> _YOUR INSTRUCTIONS_
Every entry below should be repeated exactly; the pictures should not.

> _DATASET EXTRACT_
*-*-*

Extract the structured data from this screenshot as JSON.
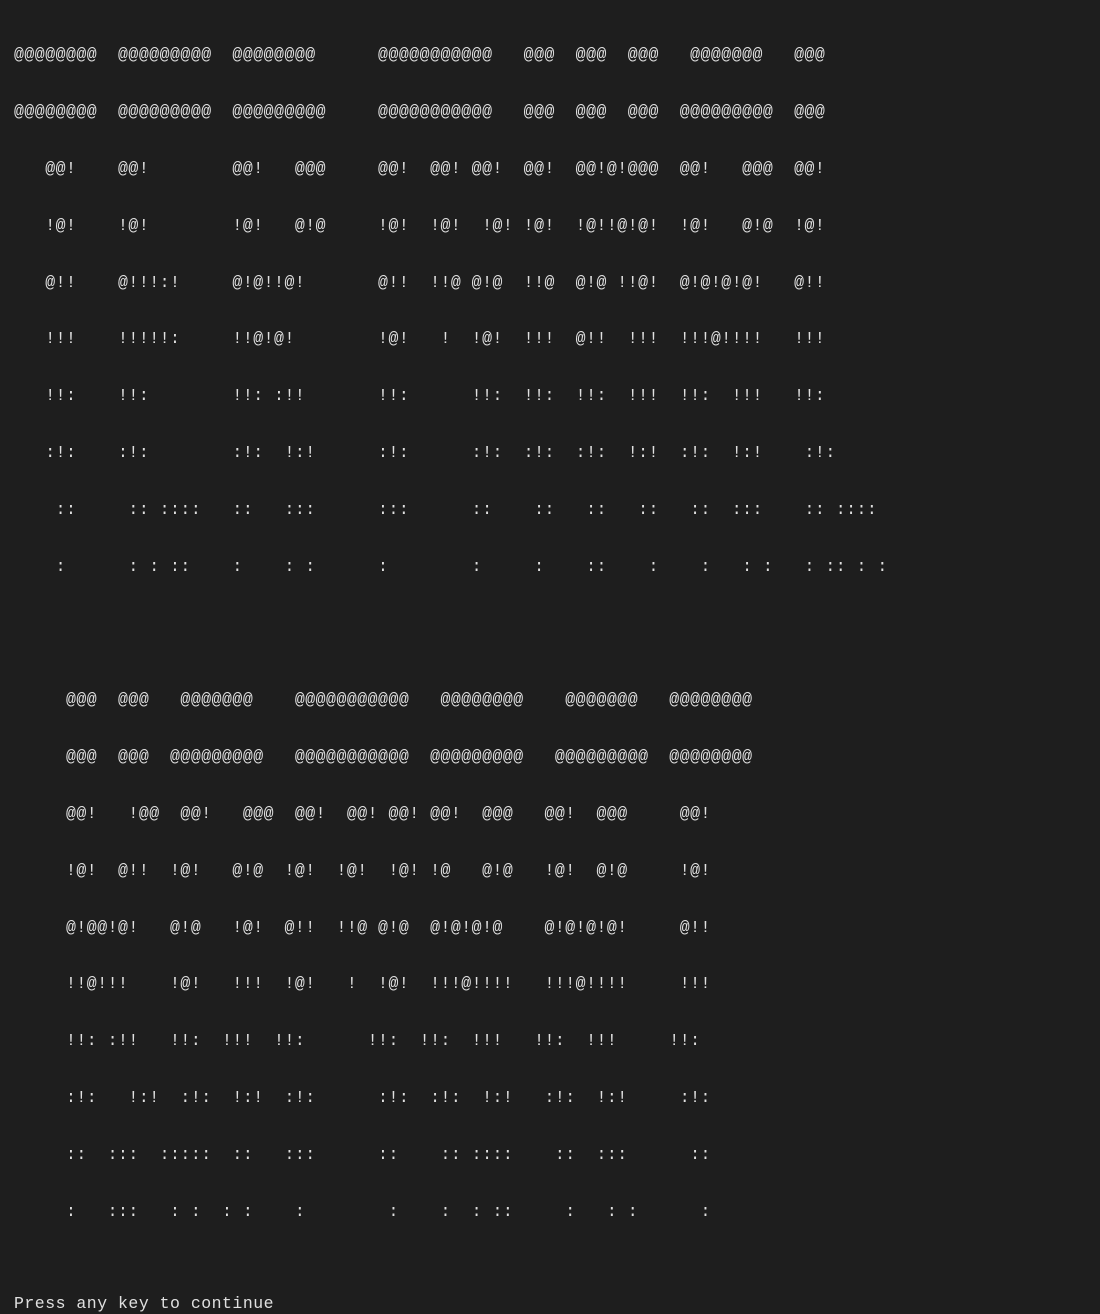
{
  "ascii_art": {
    "line1": [
      "@@@@@@@@  @@@@@@@@@  @@@@@@@@      @@@@@@@@@@@   @@@  @@@  @@@   @@@@@@@   @@@",
      "@@@@@@@@  @@@@@@@@@  @@@@@@@@@     @@@@@@@@@@@   @@@  @@@  @@@  @@@@@@@@@  @@@",
      "   @@!    @@!        @@!   @@@     @@!  @@! @@!  @@!  @@!@!@@@  @@!   @@@  @@!",
      "   !@!    !@!        !@!   @!@     !@!  !@!  !@! !@!  !@!!@!@!  !@!   @!@  !@!",
      "   @!!    @!!!:!     @!@!!@!       @!!  !!@ @!@  !!@  @!@ !!@!  @!@!@!@!   @!!",
      "   !!!    !!!!!:     !!@!@!        !@!   !  !@!  !!!  @!!  !!!  !!!@!!!!   !!!",
      "   !!:    !!:        !!: :!!       !!:      !!:  !!:  !!:  !!!  !!:  !!!   !!:",
      "   :!:    :!:        :!:  !:!      :!:      :!:  :!:  :!:  !:!  :!:  !:!    :!:",
      "    ::     :: ::::   ::   :::      :::      ::    ::   ::   ::   ::  :::    :: ::::",
      "    :      : : ::    :    : :      :        :     :    ::    :    :   : :   : :: : :"
    ],
    "line2": [
      "     @@@  @@@   @@@@@@@    @@@@@@@@@@@   @@@@@@@@    @@@@@@@   @@@@@@@@    ",
      "     @@@  @@@  @@@@@@@@@   @@@@@@@@@@@  @@@@@@@@@   @@@@@@@@@  @@@@@@@@    ",
      "     @@!   !@@  @@!   @@@  @@!  @@! @@! @@!  @@@   @@!  @@@     @@!        ",
      "     !@!  @!!  !@!   @!@  !@!  !@!  !@! !@   @!@   !@!  @!@     !@!        ",
      "     @!@@!@!   @!@   !@!  @!!  !!@ @!@  @!@!@!@    @!@!@!@!     @!!        ",
      "     !!@!!!    !@!   !!!  !@!   !  !@!  !!!@!!!!   !!!@!!!!     !!!        ",
      "     !!: :!!   !!:  !!!  !!:      !!:  !!:  !!!   !!:  !!!     !!:        ",
      "     :!:   !:!  :!:  !:!  :!:      :!:  :!:  !:!   :!:  !:!     :!:        ",
      "     ::  :::  :::::  ::   :::      ::    :: ::::    ::  :::      ::        ",
      "     :   :::   : :  : :    :        :    :  : ::     :   : :      :        "
    ]
  },
  "prompt_text": "Press any key to continue"
}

*-*-*

> _ANSWER TO THE TASK_
Extract the structured data from this screenshot as JSON.
{
  "ascii_art": {
    "line1": [
      "@@@@@@@@  @@@@@@@@@  @@@@@@@@      @@@@@@@@@@@   @@@  @@@  @@@   @@@@@@@   @@@",
      "@@@@@@@@  @@@@@@@@@  @@@@@@@@@     @@@@@@@@@@@   @@@  @@@  @@@  @@@@@@@@@  @@@",
      "   @@!    @@!        @@!   @@@     @@!  @@! @@!  @@!  @@!@!@@@  @@!   @@@  @@!",
      "   !@!    !@!        !@!   @!@     !@!  !@!  !@! !@!  !@!!@!@!  !@!   @!@  !@!",
      "   @!!    @!!!:!     @!@!!@!       @!!  !!@ @!@  !!@  @!@ !!@!  @!@!@!@!   @!!",
      "   !!!    !!!!!:     !!@!@!        !@!   !  !@!  !!!  @!!  !!!  !!!@!!!!   !!!",
      "   !!:    !!:        !!: :!!       !!:      !!:  !!:  !!:  !!!  !!:  !!!   !!:",
      "   :!:    :!:        :!:  !:!      :!:      :!:  :!:  :!:  !:!  :!:  !:!    :!:",
      "    ::     :: ::::   ::   :::      :::      ::    ::   ::   ::   ::  :::    :: ::::",
      "    :      : : ::    :    : :      :        :     :    ::    :    :   : :   : :: : :"
    ],
    "line2": [
      "     @@@  @@@   @@@@@@@    @@@@@@@@@@@   @@@@@@@@    @@@@@@@   @@@@@@@@    ",
      "     @@@  @@@  @@@@@@@@@   @@@@@@@@@@@  @@@@@@@@@   @@@@@@@@@  @@@@@@@@    ",
      "     @@!   !@@  @@!   @@@  @@!  @@! @@! @@!  @@@   @@!  @@@     @@!        ",
      "     !@!  @!!  !@!   @!@  !@!  !@!  !@! !@   @!@   !@!  @!@     !@!        ",
      "     @!@@!@!   @!@   !@!  @!!  !!@ @!@  @!@!@!@    @!@!@!@!     @!!        ",
      "     !!@!!!    !@!   !!!  !@!   !  !@!  !!!@!!!!   !!!@!!!!     !!!        ",
      "     !!: :!!   !!:  !!!  !!:      !!:  !!:  !!!   !!:  !!!     !!:        ",
      "     :!:   !:!  :!:  !:!  :!:      :!:  :!:  !:!   :!:  !:!     :!:        ",
      "     ::  :::  :::::  ::   :::      ::    :: ::::    ::  :::      ::        ",
      "     :   :::   : :  : :    :        :    :  : ::     :   : :      :        "
    ]
  },
  "prompt_text": "Press any key to continue"
}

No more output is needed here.